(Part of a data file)
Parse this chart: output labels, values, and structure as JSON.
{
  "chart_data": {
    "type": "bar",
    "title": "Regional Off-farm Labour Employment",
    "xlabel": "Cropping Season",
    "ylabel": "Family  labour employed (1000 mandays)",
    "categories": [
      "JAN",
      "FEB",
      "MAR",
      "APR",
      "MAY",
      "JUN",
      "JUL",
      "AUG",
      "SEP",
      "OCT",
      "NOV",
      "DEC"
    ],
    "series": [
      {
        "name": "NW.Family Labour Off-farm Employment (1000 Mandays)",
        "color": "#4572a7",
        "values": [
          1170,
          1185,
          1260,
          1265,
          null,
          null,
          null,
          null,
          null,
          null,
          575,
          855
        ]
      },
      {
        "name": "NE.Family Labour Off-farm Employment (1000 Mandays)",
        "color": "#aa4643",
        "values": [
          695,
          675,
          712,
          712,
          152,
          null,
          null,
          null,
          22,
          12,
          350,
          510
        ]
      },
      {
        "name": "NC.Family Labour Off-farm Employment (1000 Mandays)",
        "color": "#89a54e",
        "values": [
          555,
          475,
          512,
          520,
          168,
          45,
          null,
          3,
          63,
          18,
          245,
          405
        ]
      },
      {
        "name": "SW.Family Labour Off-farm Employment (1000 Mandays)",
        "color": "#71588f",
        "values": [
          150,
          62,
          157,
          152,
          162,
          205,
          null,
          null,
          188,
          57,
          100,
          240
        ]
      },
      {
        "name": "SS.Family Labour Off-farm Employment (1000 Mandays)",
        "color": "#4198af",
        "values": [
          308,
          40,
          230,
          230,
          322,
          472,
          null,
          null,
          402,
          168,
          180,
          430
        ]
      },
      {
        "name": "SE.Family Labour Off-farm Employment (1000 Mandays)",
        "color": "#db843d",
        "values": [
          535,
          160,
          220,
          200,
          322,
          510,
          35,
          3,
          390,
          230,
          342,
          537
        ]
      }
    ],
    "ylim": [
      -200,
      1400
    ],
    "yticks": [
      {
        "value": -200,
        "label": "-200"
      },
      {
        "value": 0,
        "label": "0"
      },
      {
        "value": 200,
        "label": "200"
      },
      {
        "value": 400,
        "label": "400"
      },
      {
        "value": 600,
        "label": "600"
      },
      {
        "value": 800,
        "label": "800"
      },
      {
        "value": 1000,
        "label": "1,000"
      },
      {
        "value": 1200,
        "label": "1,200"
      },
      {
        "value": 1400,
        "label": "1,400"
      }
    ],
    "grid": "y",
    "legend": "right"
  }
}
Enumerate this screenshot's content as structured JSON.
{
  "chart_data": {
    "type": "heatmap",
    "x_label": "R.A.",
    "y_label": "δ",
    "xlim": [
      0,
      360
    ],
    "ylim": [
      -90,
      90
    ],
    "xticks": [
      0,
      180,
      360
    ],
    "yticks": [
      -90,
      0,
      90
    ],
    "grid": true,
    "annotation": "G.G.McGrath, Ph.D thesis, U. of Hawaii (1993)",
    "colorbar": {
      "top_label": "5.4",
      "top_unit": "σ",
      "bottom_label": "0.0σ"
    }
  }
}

TO BE DONE = Give back the whole listing exactly as it reads.

TASK SOLUTION =
Parse this chart: output labels, values, and structure as JSON.
{
  "chart_data": {
    "type": "bar",
    "title": "Regional Off-farm Labour Employment",
    "xlabel": "Cropping Season",
    "ylabel": "Family  labour employed (1000 mandays)",
    "categories": [
      "JAN",
      "FEB",
      "MAR",
      "APR",
      "MAY",
      "JUN",
      "JUL",
      "AUG",
      "SEP",
      "OCT",
      "NOV",
      "DEC"
    ],
    "series": [
      {
        "name": "NW.Family Labour Off-farm Employment (1000 Mandays)",
        "color": "#4572a7",
        "values": [
          1170,
          1185,
          1260,
          1265,
          null,
          null,
          null,
          null,
          null,
          null,
          575,
          855
        ]
      },
      {
        "name": "NE.Family Labour Off-farm Employment (1000 Mandays)",
        "color": "#aa4643",
        "values": [
          695,
          675,
          712,
          712,
          152,
          null,
          null,
          null,
          22,
          12,
          350,
          510
        ]
      },
      {
        "name": "NC.Family Labour Off-farm Employment (1000 Mandays)",
        "color": "#89a54e",
        "values": [
          555,
          475,
          512,
          520,
          168,
          45,
          null,
          3,
          63,
          18,
          245,
          405
        ]
      },
      {
        "name": "SW.Family Labour Off-farm Employment (1000 Mandays)",
        "color": "#71588f",
        "values": [
          150,
          62,
          157,
          152,
          162,
          205,
          null,
          null,
          188,
          57,
          100,
          240
        ]
      },
      {
        "name": "SS.Family Labour Off-farm Employment (1000 Mandays)",
        "color": "#4198af",
        "values": [
          308,
          40,
          230,
          230,
          322,
          472,
          null,
          null,
          402,
          168,
          180,
          430
        ]
      },
      {
        "name": "SE.Family Labour Off-farm Employment (1000 Mandays)",
        "color": "#db843d",
        "values": [
          535,
          160,
          220,
          200,
          322,
          510,
          35,
          3,
          390,
          230,
          342,
          537
        ]
      }
    ],
    "ylim": [
      -200,
      1400
    ],
    "yticks": [
      {
        "value": -200,
        "label": "-200"
      },
      {
        "value": 0,
        "label": "0"
      },
      {
        "value": 200,
        "label": "200"
      },
      {
        "value": 400,
        "label": "400"
      },
      {
        "value": 600,
        "label": "600"
      },
      {
        "value": 800,
        "label": "800"
      },
      {
        "value": 1000,
        "label": "1,000"
      },
      {
        "value": 1200,
        "label": "1,200"
      },
      {
        "value": 1400,
        "label": "1,400"
      }
    ],
    "grid": "y",
    "legend": "right"
  }
}
Enumerate this screenshot's content as structured JSON.
{
  "chart_data": {
    "type": "heatmap",
    "x_label": "R.A.",
    "y_label": "δ",
    "xlim": [
      0,
      360
    ],
    "ylim": [
      -90,
      90
    ],
    "xticks": [
      0,
      180,
      360
    ],
    "yticks": [
      -90,
      0,
      90
    ],
    "grid": true,
    "annotation": "G.G.McGrath, Ph.D thesis, U. of Hawaii (1993)",
    "colorbar": {
      "top_label": "5.4",
      "top_unit": "σ",
      "bottom_label": "0.0σ"
    }
  }
}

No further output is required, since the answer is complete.